begin

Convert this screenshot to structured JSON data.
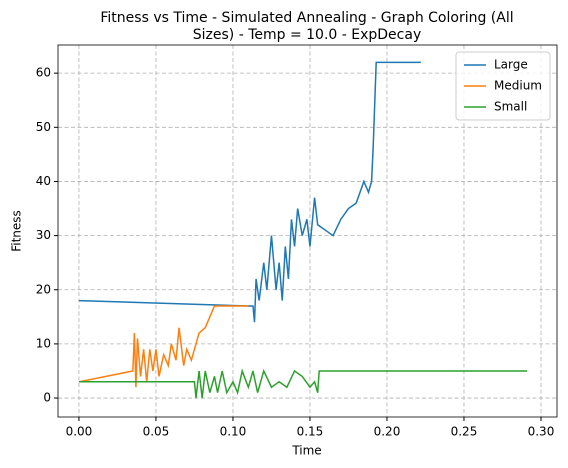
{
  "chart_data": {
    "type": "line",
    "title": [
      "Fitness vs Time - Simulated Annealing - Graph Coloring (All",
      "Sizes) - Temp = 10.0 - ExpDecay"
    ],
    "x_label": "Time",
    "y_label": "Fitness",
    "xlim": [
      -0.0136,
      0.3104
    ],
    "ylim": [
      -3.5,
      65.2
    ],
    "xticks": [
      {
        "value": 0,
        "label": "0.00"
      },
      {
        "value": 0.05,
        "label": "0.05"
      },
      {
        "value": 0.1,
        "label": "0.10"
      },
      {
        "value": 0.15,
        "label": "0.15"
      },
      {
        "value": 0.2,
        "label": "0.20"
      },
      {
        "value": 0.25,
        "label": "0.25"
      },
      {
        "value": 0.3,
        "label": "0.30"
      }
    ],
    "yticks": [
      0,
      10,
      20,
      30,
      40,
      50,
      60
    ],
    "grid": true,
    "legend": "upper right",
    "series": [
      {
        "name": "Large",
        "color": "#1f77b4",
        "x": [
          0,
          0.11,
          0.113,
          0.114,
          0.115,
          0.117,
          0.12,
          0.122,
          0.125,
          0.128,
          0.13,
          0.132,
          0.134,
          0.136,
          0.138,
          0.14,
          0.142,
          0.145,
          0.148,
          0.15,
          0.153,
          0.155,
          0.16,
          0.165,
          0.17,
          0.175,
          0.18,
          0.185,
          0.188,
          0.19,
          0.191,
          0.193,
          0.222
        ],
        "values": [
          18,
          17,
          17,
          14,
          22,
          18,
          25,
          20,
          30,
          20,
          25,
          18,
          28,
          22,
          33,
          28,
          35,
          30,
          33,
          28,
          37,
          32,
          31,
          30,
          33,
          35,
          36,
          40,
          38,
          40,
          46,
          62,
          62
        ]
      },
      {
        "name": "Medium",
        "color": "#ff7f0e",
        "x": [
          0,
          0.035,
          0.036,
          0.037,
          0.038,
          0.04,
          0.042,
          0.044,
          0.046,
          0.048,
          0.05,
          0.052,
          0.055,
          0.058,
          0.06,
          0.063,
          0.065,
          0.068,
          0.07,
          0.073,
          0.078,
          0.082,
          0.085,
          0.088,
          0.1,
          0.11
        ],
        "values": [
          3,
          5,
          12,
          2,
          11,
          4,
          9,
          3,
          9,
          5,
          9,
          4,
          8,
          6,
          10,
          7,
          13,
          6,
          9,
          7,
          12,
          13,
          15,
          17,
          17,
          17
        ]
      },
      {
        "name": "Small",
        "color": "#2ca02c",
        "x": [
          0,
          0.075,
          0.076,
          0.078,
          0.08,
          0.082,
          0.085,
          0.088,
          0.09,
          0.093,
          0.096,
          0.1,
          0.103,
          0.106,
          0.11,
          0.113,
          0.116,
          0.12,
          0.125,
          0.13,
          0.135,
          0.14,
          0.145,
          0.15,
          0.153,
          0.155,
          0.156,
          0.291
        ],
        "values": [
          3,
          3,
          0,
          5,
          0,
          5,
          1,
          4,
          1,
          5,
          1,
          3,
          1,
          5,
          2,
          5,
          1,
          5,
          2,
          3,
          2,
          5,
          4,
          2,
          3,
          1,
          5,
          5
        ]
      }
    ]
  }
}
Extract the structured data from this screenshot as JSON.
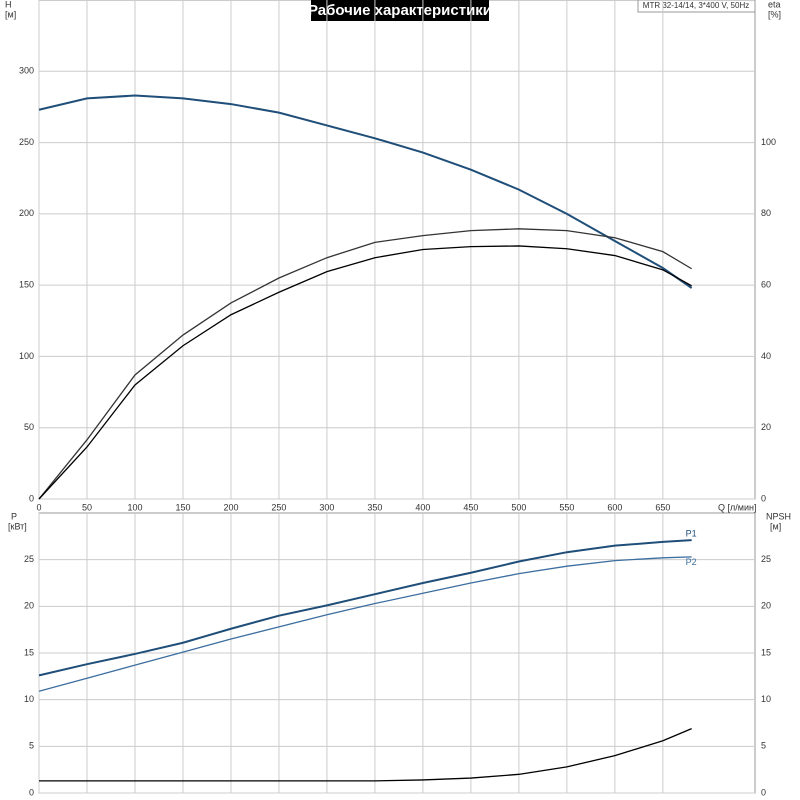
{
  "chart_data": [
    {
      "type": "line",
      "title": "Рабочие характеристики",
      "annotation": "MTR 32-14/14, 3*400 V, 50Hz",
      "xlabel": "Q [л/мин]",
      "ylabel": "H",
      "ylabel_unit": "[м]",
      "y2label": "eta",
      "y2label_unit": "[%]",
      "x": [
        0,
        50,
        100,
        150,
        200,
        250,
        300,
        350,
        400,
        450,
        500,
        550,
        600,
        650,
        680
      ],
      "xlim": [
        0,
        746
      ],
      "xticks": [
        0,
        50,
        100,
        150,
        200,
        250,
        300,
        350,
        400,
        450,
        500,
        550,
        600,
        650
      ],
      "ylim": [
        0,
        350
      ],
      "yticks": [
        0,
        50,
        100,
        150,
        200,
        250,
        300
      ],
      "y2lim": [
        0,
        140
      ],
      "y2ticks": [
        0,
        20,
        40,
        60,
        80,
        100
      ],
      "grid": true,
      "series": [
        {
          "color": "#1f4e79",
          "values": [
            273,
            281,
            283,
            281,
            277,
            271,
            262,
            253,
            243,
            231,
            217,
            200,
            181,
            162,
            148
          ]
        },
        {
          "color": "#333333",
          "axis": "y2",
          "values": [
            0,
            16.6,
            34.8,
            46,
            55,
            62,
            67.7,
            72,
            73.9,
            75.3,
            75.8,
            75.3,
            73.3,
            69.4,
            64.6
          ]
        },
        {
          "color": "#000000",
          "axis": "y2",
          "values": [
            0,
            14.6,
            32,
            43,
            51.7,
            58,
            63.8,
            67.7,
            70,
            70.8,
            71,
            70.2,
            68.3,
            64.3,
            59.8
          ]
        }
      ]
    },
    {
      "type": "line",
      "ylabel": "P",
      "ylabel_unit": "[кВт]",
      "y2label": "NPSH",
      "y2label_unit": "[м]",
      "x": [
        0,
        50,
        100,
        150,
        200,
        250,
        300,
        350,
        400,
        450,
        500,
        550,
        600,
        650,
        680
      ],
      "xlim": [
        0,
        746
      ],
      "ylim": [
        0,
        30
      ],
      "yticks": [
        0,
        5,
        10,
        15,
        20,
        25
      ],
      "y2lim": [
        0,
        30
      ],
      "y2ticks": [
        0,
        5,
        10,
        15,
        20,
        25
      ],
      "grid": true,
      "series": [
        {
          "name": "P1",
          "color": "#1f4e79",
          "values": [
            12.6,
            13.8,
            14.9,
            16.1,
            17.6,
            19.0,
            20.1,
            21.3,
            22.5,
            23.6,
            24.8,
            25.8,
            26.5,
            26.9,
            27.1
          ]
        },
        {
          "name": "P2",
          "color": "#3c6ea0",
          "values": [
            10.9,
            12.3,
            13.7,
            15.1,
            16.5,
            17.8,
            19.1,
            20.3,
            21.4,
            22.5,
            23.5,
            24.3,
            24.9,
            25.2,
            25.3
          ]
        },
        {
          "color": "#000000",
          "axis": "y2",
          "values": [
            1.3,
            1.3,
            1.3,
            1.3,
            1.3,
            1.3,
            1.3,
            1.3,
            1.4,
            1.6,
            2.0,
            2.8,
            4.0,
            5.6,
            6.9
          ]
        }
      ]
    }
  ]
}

end

# CHALLENGE
Using the data above, print every line exactly, omitting pictures.

# TASK SOLUTION
Convert this screenshot to structured JSON data.
{
  "chart_data": {
    "type": "line",
    "title": [
      "Fitness vs Time - Simulated Annealing - Graph Coloring (All",
      "Sizes) - Temp = 10.0 - ExpDecay"
    ],
    "x_label": "Time",
    "y_label": "Fitness",
    "xlim": [
      -0.0136,
      0.3104
    ],
    "ylim": [
      -3.5,
      65.2
    ],
    "xticks": [
      {
        "value": 0,
        "label": "0.00"
      },
      {
        "value": 0.05,
        "label": "0.05"
      },
      {
        "value": 0.1,
        "label": "0.10"
      },
      {
        "value": 0.15,
        "label": "0.15"
      },
      {
        "value": 0.2,
        "label": "0.20"
      },
      {
        "value": 0.25,
        "label": "0.25"
      },
      {
        "value": 0.3,
        "label": "0.30"
      }
    ],
    "yticks": [
      0,
      10,
      20,
      30,
      40,
      50,
      60
    ],
    "grid": true,
    "legend": "upper right",
    "series": [
      {
        "name": "Large",
        "color": "#1f77b4",
        "x": [
          0,
          0.11,
          0.113,
          0.114,
          0.115,
          0.117,
          0.12,
          0.122,
          0.125,
          0.128,
          0.13,
          0.132,
          0.134,
          0.136,
          0.138,
          0.14,
          0.142,
          0.145,
          0.148,
          0.15,
          0.153,
          0.155,
          0.16,
          0.165,
          0.17,
          0.175,
          0.18,
          0.185,
          0.188,
          0.19,
          0.191,
          0.193,
          0.222
        ],
        "values": [
          18,
          17,
          17,
          14,
          22,
          18,
          25,
          20,
          30,
          20,
          25,
          18,
          28,
          22,
          33,
          28,
          35,
          30,
          33,
          28,
          37,
          32,
          31,
          30,
          33,
          35,
          36,
          40,
          38,
          40,
          46,
          62,
          62
        ]
      },
      {
        "name": "Medium",
        "color": "#ff7f0e",
        "x": [
          0,
          0.035,
          0.036,
          0.037,
          0.038,
          0.04,
          0.042,
          0.044,
          0.046,
          0.048,
          0.05,
          0.052,
          0.055,
          0.058,
          0.06,
          0.063,
          0.065,
          0.068,
          0.07,
          0.073,
          0.078,
          0.082,
          0.085,
          0.088,
          0.1,
          0.11
        ],
        "values": [
          3,
          5,
          12,
          2,
          11,
          4,
          9,
          3,
          9,
          5,
          9,
          4,
          8,
          6,
          10,
          7,
          13,
          6,
          9,
          7,
          12,
          13,
          15,
          17,
          17,
          17
        ]
      },
      {
        "name": "Small",
        "color": "#2ca02c",
        "x": [
          0,
          0.075,
          0.076,
          0.078,
          0.08,
          0.082,
          0.085,
          0.088,
          0.09,
          0.093,
          0.096,
          0.1,
          0.103,
          0.106,
          0.11,
          0.113,
          0.116,
          0.12,
          0.125,
          0.13,
          0.135,
          0.14,
          0.145,
          0.15,
          0.153,
          0.155,
          0.156,
          0.291
        ],
        "values": [
          3,
          3,
          0,
          5,
          0,
          5,
          1,
          4,
          1,
          5,
          1,
          3,
          1,
          5,
          2,
          5,
          1,
          5,
          2,
          3,
          2,
          5,
          4,
          2,
          3,
          1,
          5,
          5
        ]
      }
    ]
  }
}
Extract the structured data from this screenshot as JSON.
{
  "chart_data": [
    {
      "type": "line",
      "title": "Рабочие характеристики",
      "annotation": "MTR 32-14/14, 3*400 V, 50Hz",
      "xlabel": "Q [л/мин]",
      "ylabel": "H",
      "ylabel_unit": "[м]",
      "y2label": "eta",
      "y2label_unit": "[%]",
      "x": [
        0,
        50,
        100,
        150,
        200,
        250,
        300,
        350,
        400,
        450,
        500,
        550,
        600,
        650,
        680
      ],
      "xlim": [
        0,
        746
      ],
      "xticks": [
        0,
        50,
        100,
        150,
        200,
        250,
        300,
        350,
        400,
        450,
        500,
        550,
        600,
        650
      ],
      "ylim": [
        0,
        350
      ],
      "yticks": [
        0,
        50,
        100,
        150,
        200,
        250,
        300
      ],
      "y2lim": [
        0,
        140
      ],
      "y2ticks": [
        0,
        20,
        40,
        60,
        80,
        100
      ],
      "grid": true,
      "series": [
        {
          "color": "#1f4e79",
          "values": [
            273,
            281,
            283,
            281,
            277,
            271,
            262,
            253,
            243,
            231,
            217,
            200,
            181,
            162,
            148
          ]
        },
        {
          "color": "#333333",
          "axis": "y2",
          "values": [
            0,
            16.6,
            34.8,
            46,
            55,
            62,
            67.7,
            72,
            73.9,
            75.3,
            75.8,
            75.3,
            73.3,
            69.4,
            64.6
          ]
        },
        {
          "color": "#000000",
          "axis": "y2",
          "values": [
            0,
            14.6,
            32,
            43,
            51.7,
            58,
            63.8,
            67.7,
            70,
            70.8,
            71,
            70.2,
            68.3,
            64.3,
            59.8
          ]
        }
      ]
    },
    {
      "type": "line",
      "ylabel": "P",
      "ylabel_unit": "[кВт]",
      "y2label": "NPSH",
      "y2label_unit": "[м]",
      "x": [
        0,
        50,
        100,
        150,
        200,
        250,
        300,
        350,
        400,
        450,
        500,
        550,
        600,
        650,
        680
      ],
      "xlim": [
        0,
        746
      ],
      "ylim": [
        0,
        30
      ],
      "yticks": [
        0,
        5,
        10,
        15,
        20,
        25
      ],
      "y2lim": [
        0,
        30
      ],
      "y2ticks": [
        0,
        5,
        10,
        15,
        20,
        25
      ],
      "grid": true,
      "series": [
        {
          "name": "P1",
          "color": "#1f4e79",
          "values": [
            12.6,
            13.8,
            14.9,
            16.1,
            17.6,
            19.0,
            20.1,
            21.3,
            22.5,
            23.6,
            24.8,
            25.8,
            26.5,
            26.9,
            27.1
          ]
        },
        {
          "name": "P2",
          "color": "#3c6ea0",
          "values": [
            10.9,
            12.3,
            13.7,
            15.1,
            16.5,
            17.8,
            19.1,
            20.3,
            21.4,
            22.5,
            23.5,
            24.3,
            24.9,
            25.2,
            25.3
          ]
        },
        {
          "color": "#000000",
          "axis": "y2",
          "values": [
            1.3,
            1.3,
            1.3,
            1.3,
            1.3,
            1.3,
            1.3,
            1.3,
            1.4,
            1.6,
            2.0,
            2.8,
            4.0,
            5.6,
            6.9
          ]
        }
      ]
    }
  ]
}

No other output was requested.